_Exercise requirements_:
All records below must be retyped exactly.

Data records
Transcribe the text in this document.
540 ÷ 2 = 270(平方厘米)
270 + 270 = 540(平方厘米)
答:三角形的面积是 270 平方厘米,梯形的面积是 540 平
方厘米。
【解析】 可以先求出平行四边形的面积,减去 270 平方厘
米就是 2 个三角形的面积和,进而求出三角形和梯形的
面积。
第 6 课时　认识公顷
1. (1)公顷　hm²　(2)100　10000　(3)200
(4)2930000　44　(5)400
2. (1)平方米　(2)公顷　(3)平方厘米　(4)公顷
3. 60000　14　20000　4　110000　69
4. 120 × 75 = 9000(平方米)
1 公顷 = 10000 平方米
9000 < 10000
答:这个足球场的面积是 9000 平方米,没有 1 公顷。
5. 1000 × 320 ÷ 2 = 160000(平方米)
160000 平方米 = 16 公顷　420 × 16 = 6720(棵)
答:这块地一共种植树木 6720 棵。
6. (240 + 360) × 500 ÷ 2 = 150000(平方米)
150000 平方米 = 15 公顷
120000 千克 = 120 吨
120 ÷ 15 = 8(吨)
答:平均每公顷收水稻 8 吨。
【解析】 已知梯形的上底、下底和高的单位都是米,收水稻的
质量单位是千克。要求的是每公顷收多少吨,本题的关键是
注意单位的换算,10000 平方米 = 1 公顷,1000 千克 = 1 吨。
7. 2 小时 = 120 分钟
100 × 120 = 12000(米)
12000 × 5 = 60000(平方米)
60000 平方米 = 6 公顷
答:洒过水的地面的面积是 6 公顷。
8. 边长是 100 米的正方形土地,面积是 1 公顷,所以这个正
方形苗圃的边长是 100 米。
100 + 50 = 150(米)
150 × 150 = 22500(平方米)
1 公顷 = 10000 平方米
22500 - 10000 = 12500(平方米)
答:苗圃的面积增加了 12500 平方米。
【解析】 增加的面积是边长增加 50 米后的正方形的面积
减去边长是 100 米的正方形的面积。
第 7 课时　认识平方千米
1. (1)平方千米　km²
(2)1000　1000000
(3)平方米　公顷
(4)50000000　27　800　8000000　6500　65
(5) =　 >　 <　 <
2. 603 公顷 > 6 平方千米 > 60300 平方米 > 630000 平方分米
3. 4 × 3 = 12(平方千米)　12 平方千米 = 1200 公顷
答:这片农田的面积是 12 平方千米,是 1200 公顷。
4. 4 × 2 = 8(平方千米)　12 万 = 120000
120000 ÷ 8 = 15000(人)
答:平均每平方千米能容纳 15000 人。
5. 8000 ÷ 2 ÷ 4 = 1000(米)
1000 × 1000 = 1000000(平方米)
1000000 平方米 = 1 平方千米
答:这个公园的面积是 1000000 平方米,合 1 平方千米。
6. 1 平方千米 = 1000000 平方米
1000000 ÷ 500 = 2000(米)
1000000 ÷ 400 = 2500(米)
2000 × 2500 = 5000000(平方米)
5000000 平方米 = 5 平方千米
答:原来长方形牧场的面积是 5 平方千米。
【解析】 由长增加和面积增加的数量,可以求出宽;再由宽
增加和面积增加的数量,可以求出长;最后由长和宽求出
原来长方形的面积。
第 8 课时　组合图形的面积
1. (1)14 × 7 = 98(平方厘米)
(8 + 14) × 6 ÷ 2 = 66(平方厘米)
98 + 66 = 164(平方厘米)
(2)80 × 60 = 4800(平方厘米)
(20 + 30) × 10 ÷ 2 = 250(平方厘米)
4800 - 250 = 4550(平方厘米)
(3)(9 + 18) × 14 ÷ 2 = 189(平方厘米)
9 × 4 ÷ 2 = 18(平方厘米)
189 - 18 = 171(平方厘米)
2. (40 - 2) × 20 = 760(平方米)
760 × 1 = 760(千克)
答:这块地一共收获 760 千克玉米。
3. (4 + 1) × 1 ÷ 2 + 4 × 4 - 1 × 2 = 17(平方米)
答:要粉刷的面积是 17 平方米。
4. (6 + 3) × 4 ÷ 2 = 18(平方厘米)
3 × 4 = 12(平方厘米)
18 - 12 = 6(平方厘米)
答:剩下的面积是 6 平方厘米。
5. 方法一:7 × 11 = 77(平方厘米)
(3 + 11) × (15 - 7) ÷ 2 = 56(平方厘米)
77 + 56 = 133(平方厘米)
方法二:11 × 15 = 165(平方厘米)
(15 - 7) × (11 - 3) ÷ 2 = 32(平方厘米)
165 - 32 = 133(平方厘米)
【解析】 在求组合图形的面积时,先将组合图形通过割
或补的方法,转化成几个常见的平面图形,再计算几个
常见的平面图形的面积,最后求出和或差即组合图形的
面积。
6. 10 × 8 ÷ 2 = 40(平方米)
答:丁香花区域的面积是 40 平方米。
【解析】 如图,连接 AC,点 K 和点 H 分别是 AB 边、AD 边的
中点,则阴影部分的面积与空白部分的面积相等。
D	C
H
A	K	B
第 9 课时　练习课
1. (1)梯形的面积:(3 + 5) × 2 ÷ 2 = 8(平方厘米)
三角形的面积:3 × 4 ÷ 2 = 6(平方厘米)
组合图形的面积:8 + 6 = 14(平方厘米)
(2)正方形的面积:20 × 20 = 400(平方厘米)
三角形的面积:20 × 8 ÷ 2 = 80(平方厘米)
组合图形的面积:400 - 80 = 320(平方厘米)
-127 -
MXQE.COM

_Solution_:
Transcribe the text in this document.
540 ÷ 2 = 270(平方厘米)
270 + 270 = 540(平方厘米)
答:三角形的面积是 270 平方厘米,梯形的面积是 540 平
方厘米。
【解析】 可以先求出平行四边形的面积,减去 270 平方厘
米就是 2 个三角形的面积和,进而求出三角形和梯形的
面积。
第 6 课时　认识公顷
1. (1)公顷　hm²　(2)100　10000　(3)200
(4)2930000　44　(5)400
2. (1)平方米　(2)公顷　(3)平方厘米　(4)公顷
3. 60000　14　20000　4　110000　69
4. 120 × 75 = 9000(平方米)
1 公顷 = 10000 平方米
9000 < 10000
答:这个足球场的面积是 9000 平方米,没有 1 公顷。
5. 1000 × 320 ÷ 2 = 160000(平方米)
160000 平方米 = 16 公顷　420 × 16 = 6720(棵)
答:这块地一共种植树木 6720 棵。
6. (240 + 360) × 500 ÷ 2 = 150000(平方米)
150000 平方米 = 15 公顷
120000 千克 = 120 吨
120 ÷ 15 = 8(吨)
答:平均每公顷收水稻 8 吨。
【解析】 已知梯形的上底、下底和高的单位都是米,收水稻的
质量单位是千克。要求的是每公顷收多少吨,本题的关键是
注意单位的换算,10000 平方米 = 1 公顷,1000 千克 = 1 吨。
7. 2 小时 = 120 分钟
100 × 120 = 12000(米)
12000 × 5 = 60000(平方米)
60000 平方米 = 6 公顷
答:洒过水的地面的面积是 6 公顷。
8. 边长是 100 米的正方形土地,面积是 1 公顷,所以这个正
方形苗圃的边长是 100 米。
100 + 50 = 150(米)
150 × 150 = 22500(平方米)
1 公顷 = 10000 平方米
22500 - 10000 = 12500(平方米)
答:苗圃的面积增加了 12500 平方米。
【解析】 增加的面积是边长增加 50 米后的正方形的面积
减去边长是 100 米的正方形的面积。
第 7 课时　认识平方千米
1. (1)平方千米　km²
(2)1000　1000000
(3)平方米　公顷
(4)50000000　27　800　8000000　6500　65
(5) =　 >　 <　 <
2. 603 公顷 > 6 平方千米 > 60300 平方米 > 630000 平方分米
3. 4 × 3 = 12(平方千米)　12 平方千米 = 1200 公顷
答:这片农田的面积是 12 平方千米,是 1200 公顷。
4. 4 × 2 = 8(平方千米)　12 万 = 120000
120000 ÷ 8 = 15000(人)
答:平均每平方千米能容纳 15000 人。
5. 8000 ÷ 2 ÷ 4 = 1000(米)
1000 × 1000 = 1000000(平方米)
1000000 平方米 = 1 平方千米
答:这个公园的面积是 1000000 平方米,合 1 平方千米。
6. 1 平方千米 = 1000000 平方米
1000000 ÷ 500 = 2000(米)
1000000 ÷ 400 = 2500(米)
2000 × 2500 = 5000000(平方米)
5000000 平方米 = 5 平方千米
答:原来长方形牧场的面积是 5 平方千米。
【解析】 由长增加和面积增加的数量,可以求出宽;再由宽
增加和面积增加的数量,可以求出长;最后由长和宽求出
原来长方形的面积。
第 8 课时　组合图形的面积
1. (1)14 × 7 = 98(平方厘米)
(8 + 14) × 6 ÷ 2 = 66(平方厘米)
98 + 66 = 164(平方厘米)
(2)80 × 60 = 4800(平方厘米)
(20 + 30) × 10 ÷ 2 = 250(平方厘米)
4800 - 250 = 4550(平方厘米)
(3)(9 + 18) × 14 ÷ 2 = 189(平方厘米)
9 × 4 ÷ 2 = 18(平方厘米)
189 - 18 = 171(平方厘米)
2. (40 - 2) × 20 = 760(平方米)
760 × 1 = 760(千克)
答:这块地一共收获 760 千克玉米。
3. (4 + 1) × 1 ÷ 2 + 4 × 4 - 1 × 2 = 17(平方米)
答:要粉刷的面积是 17 平方米。
4. (6 + 3) × 4 ÷ 2 = 18(平方厘米)
3 × 4 = 12(平方厘米)
18 - 12 = 6(平方厘米)
答:剩下的面积是 6 平方厘米。
5. 方法一:7 × 11 = 77(平方厘米)
(3 + 11) × (15 - 7) ÷ 2 = 56(平方厘米)
77 + 56 = 133(平方厘米)
方法二:11 × 15 = 165(平方厘米)
(15 - 7) × (11 - 3) ÷ 2 = 32(平方厘米)
165 - 32 = 133(平方厘米)
【解析】 在求组合图形的面积时,先将组合图形通过割
或补的方法,转化成几个常见的平面图形,再计算几个
常见的平面图形的面积,最后求出和或差即组合图形的
面积。
6. 10 × 8 ÷ 2 = 40(平方米)
答:丁香花区域的面积是 40 平方米。
【解析】 如图,连接 AC,点 K 和点 H 分别是 AB 边、AD 边的
中点,则阴影部分的面积与空白部分的面积相等。
D	C
H
A	K	B
第 9 课时　练习课
1. (1)梯形的面积:(3 + 5) × 2 ÷ 2 = 8(平方厘米)
三角形的面积:3 × 4 ÷ 2 = 6(平方厘米)
组合图形的面积:8 + 6 = 14(平方厘米)
(2)正方形的面积:20 × 20 = 400(平方厘米)
三角形的面积:20 × 8 ÷ 2 = 80(平方厘米)
组合图形的面积:400 - 80 = 320(平方厘米)
-127 -
MXQE.COM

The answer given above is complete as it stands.